▸ Text passage
========================

Every 17 seconds someone dies from Covid-19 in Europe
The regional director of the World Health Organization (WHO) for Europe, Hans Kluge, has warned that every 17 seconds a person dies in Europe from Covid-19, and that only last week more than 29,000 Covid related deaths were registered on the continent.
In a press conference earlier today, Kluge reported that in the last two weeks deaths from Covid-19 have increased by 18%, and that Europe already accounts for 26% of all coronavirus deaths worldwide, and 28% of the total of positive cases.
In fact, the WHO leader has drawn attention to the fact that more than 80% of European countries have an incidence rate of more than 100 cases per 100,000 inhabitants, and even a third of them of more than 700 infected per 100,000 people.
"This is causing saturation of healthcare systems in various countries, for example in France where intensive care units have been above 95% of their capacity for 10 days, or in Switzerland where they are full," he said.
However, thanks to virus containment measures, new weekly cases have fallen from the two million registered two weeks ago, to 1.8 million detected last week. A "small" reduction that has been positively valued by the expert, who has urged countries to continue carrying out initiatives to stop the spread of the virus.
Klug said that confinements can be avoided if, for example, 95% of the population uses masks. “There is significant collateral damage associated with confinements such as increased mental health problems, alcohol and drug abuse, gender-based violence, interruption of essential services and the need for better financial support for affected people, including people who lose their job. So, if people are prepared tocollaborate, then lockdowns can be avoided.”

========================

▸ Assignment 1
For each statement about the Covid-19 report, say whether it agrees with the text, answering yes or no and quoting the words that decide it.
(a) Europe accounts for 26% of all coronavirus deaths worldwide.
(b) Deaths from Covid-19 in Europe rose by 28% over the last two weeks.
(c) New weekly cases rose from 1.8 million to two million.
▸ Assignment 2
Write the next part of the report on Covid-19 deaths in Europe, picking up after its last sentence.
The lines here are separate material with no connection to the Covid-19 report.

(Dataset records)
========================

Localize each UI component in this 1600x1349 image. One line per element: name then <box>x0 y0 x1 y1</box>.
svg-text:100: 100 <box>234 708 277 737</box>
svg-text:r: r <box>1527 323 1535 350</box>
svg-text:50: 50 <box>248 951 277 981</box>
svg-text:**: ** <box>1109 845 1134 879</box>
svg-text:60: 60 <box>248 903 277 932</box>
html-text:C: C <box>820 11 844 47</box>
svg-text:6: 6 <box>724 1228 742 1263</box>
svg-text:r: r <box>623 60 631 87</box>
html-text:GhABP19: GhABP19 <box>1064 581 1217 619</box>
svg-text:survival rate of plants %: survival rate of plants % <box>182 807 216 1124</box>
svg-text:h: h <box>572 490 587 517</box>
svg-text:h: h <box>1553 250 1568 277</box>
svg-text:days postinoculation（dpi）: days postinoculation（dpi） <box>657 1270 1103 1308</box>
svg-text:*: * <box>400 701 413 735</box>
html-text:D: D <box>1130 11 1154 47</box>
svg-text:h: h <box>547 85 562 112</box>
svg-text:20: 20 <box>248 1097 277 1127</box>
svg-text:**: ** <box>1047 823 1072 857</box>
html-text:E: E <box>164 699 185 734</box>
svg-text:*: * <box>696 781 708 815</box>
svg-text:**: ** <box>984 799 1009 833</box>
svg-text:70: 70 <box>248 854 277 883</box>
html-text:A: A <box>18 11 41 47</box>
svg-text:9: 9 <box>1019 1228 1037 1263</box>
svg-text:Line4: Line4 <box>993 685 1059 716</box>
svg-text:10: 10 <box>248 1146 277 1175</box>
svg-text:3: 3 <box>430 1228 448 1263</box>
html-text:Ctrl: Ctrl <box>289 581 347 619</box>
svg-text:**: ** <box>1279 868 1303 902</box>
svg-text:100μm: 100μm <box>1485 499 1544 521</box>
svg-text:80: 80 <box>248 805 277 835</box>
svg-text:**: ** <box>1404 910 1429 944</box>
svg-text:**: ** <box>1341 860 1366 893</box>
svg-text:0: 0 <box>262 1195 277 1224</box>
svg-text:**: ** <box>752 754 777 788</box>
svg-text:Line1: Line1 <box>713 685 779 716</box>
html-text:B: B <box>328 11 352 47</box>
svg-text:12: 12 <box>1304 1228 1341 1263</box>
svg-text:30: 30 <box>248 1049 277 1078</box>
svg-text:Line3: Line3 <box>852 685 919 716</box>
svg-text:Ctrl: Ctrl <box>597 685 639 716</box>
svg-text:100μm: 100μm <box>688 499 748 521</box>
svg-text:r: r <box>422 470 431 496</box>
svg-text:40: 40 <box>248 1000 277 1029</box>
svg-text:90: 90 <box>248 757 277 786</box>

========================

▸ Response 1
(a) Yes: "Europe already accounts for 26% of all coronavirus deaths worldwide"
(b) No: "in the last two weeks deaths from Covid-19 have increased by 18%"
(c) No: "new weekly cases have fallen from the two million registered two weeks ago, to 1.8 million detected last week"

▸ Response 2
At the same time, Kluge has recognized the "great hope" that the results of the trials of two vaccines against Covid-19 are announcing, although he has warned that the fight against the virus will not end until it is guaranteed that all countries have access to the vaccines, and in an equitable way.
Likewise, he underlined the need to protect the most vulnerable population from other diseases such as, for example, the flu, and for countries to improve their systems of contact tracing of positive cases of coronavirus, including isolation, monitoring and conducting Covid-19 tests.
"Recent scientific advances in rapid diagnostic tests (such as antigen tests) also provide a valuable option to win the battle against the pandemic, whether that is in a hospital, at home, or in the wider community," Kluge stressed.
On the other hand, the WHO leader has asked governments to protect children, ensuring that they can continue to go to schools safely. "Children and adolescents are not considered the main drivers of transmission, so the closure of schools is not an effective measure to control Covid-19," he declared.
Incidentally, five people have died from Covid-19 in Europe whilst you have been reading this article.